(JOB) Every line of the data must be copied exactly.
# # # #
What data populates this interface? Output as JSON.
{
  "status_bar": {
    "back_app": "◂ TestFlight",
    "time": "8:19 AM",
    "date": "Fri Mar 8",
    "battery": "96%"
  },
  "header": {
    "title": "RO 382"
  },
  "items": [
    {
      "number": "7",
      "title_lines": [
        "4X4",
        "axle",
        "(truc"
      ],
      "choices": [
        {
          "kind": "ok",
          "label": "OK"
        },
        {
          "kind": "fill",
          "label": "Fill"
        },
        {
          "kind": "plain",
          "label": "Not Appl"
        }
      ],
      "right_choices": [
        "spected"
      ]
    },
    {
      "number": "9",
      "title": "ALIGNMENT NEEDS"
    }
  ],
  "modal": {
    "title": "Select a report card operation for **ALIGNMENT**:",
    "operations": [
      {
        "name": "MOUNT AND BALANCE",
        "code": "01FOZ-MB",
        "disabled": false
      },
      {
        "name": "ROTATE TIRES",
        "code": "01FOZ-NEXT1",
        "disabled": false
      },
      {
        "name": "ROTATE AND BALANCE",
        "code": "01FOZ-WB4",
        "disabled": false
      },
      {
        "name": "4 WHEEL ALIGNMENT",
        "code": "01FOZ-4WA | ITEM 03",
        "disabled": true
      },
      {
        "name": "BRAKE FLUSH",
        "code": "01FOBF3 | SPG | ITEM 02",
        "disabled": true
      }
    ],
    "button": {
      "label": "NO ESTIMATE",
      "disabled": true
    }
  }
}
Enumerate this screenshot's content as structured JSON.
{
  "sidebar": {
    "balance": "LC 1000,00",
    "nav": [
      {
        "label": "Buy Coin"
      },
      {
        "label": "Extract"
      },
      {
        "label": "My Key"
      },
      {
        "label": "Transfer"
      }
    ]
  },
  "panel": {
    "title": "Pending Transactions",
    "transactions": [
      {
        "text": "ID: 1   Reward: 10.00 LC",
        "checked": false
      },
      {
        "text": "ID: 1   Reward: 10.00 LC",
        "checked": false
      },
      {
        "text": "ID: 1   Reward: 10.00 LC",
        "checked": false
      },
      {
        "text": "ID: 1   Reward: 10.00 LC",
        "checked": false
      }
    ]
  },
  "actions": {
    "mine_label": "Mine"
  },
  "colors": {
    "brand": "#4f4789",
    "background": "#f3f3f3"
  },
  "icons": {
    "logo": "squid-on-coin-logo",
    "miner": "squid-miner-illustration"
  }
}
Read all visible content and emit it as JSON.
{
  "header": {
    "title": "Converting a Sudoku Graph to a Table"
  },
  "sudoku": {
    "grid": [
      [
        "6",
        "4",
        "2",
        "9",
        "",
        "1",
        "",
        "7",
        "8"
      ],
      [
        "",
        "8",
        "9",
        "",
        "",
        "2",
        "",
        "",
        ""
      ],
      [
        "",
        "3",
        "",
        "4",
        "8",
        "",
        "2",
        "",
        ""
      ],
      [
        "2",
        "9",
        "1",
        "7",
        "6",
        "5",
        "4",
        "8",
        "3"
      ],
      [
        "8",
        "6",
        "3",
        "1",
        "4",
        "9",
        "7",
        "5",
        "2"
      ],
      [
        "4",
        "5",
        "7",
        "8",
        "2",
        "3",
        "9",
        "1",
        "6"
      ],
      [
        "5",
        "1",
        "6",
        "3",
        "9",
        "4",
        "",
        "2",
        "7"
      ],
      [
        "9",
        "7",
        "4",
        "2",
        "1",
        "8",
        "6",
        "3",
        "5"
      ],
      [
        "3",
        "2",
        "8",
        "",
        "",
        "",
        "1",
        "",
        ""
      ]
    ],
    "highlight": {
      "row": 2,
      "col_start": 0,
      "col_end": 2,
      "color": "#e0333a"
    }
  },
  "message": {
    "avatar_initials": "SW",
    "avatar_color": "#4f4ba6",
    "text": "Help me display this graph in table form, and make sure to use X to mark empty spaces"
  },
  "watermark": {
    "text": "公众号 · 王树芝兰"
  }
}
# # # #
(EXERCISE RESULT)
What data populates this interface? Output as JSON.
{
  "status_bar": {
    "back_app": "◂ TestFlight",
    "time": "8:19 AM",
    "date": "Fri Mar 8",
    "battery": "96%"
  },
  "header": {
    "title": "RO 382"
  },
  "items": [
    {
      "number": "7",
      "title_lines": [
        "4X4",
        "axle",
        "(truc"
      ],
      "choices": [
        {
          "kind": "ok",
          "label": "OK"
        },
        {
          "kind": "fill",
          "label": "Fill"
        },
        {
          "kind": "plain",
          "label": "Not Appl"
        }
      ],
      "right_choices": [
        "spected"
      ]
    },
    {
      "number": "9",
      "title": "ALIGNMENT NEEDS"
    }
  ],
  "modal": {
    "title": "Select a report card operation for **ALIGNMENT**:",
    "operations": [
      {
        "name": "MOUNT AND BALANCE",
        "code": "01FOZ-MB",
        "disabled": false
      },
      {
        "name": "ROTATE TIRES",
        "code": "01FOZ-NEXT1",
        "disabled": false
      },
      {
        "name": "ROTATE AND BALANCE",
        "code": "01FOZ-WB4",
        "disabled": false
      },
      {
        "name": "4 WHEEL ALIGNMENT",
        "code": "01FOZ-4WA | ITEM 03",
        "disabled": true
      },
      {
        "name": "BRAKE FLUSH",
        "code": "01FOBF3 | SPG | ITEM 02",
        "disabled": true
      }
    ],
    "button": {
      "label": "NO ESTIMATE",
      "disabled": true
    }
  }
}
Enumerate this screenshot's content as structured JSON.
{
  "sidebar": {
    "balance": "LC 1000,00",
    "nav": [
      {
        "label": "Buy Coin"
      },
      {
        "label": "Extract"
      },
      {
        "label": "My Key"
      },
      {
        "label": "Transfer"
      }
    ]
  },
  "panel": {
    "title": "Pending Transactions",
    "transactions": [
      {
        "text": "ID: 1   Reward: 10.00 LC",
        "checked": false
      },
      {
        "text": "ID: 1   Reward: 10.00 LC",
        "checked": false
      },
      {
        "text": "ID: 1   Reward: 10.00 LC",
        "checked": false
      },
      {
        "text": "ID: 1   Reward: 10.00 LC",
        "checked": false
      }
    ]
  },
  "actions": {
    "mine_label": "Mine"
  },
  "colors": {
    "brand": "#4f4789",
    "background": "#f3f3f3"
  },
  "icons": {
    "logo": "squid-on-coin-logo",
    "miner": "squid-miner-illustration"
  }
}
Read all visible content and emit it as JSON.
{
  "header": {
    "title": "Converting a Sudoku Graph to a Table"
  },
  "sudoku": {
    "grid": [
      [
        "6",
        "4",
        "2",
        "9",
        "",
        "1",
        "",
        "7",
        "8"
      ],
      [
        "",
        "8",
        "9",
        "",
        "",
        "2",
        "",
        "",
        ""
      ],
      [
        "",
        "3",
        "",
        "4",
        "8",
        "",
        "2",
        "",
        ""
      ],
      [
        "2",
        "9",
        "1",
        "7",
        "6",
        "5",
        "4",
        "8",
        "3"
      ],
      [
        "8",
        "6",
        "3",
        "1",
        "4",
        "9",
        "7",
        "5",
        "2"
      ],
      [
        "4",
        "5",
        "7",
        "8",
        "2",
        "3",
        "9",
        "1",
        "6"
      ],
      [
        "5",
        "1",
        "6",
        "3",
        "9",
        "4",
        "",
        "2",
        "7"
      ],
      [
        "9",
        "7",
        "4",
        "2",
        "1",
        "8",
        "6",
        "3",
        "5"
      ],
      [
        "3",
        "2",
        "8",
        "",
        "",
        "",
        "1",
        "",
        ""
      ]
    ],
    "highlight": {
      "row": 2,
      "col_start": 0,
      "col_end": 2,
      "color": "#e0333a"
    }
  },
  "message": {
    "avatar_initials": "SW",
    "avatar_color": "#4f4ba6",
    "text": "Help me display this graph in table form, and make sure to use X to mark empty spaces"
  },
  "watermark": {
    "text": "公众号 · 王树芝兰"
  }
}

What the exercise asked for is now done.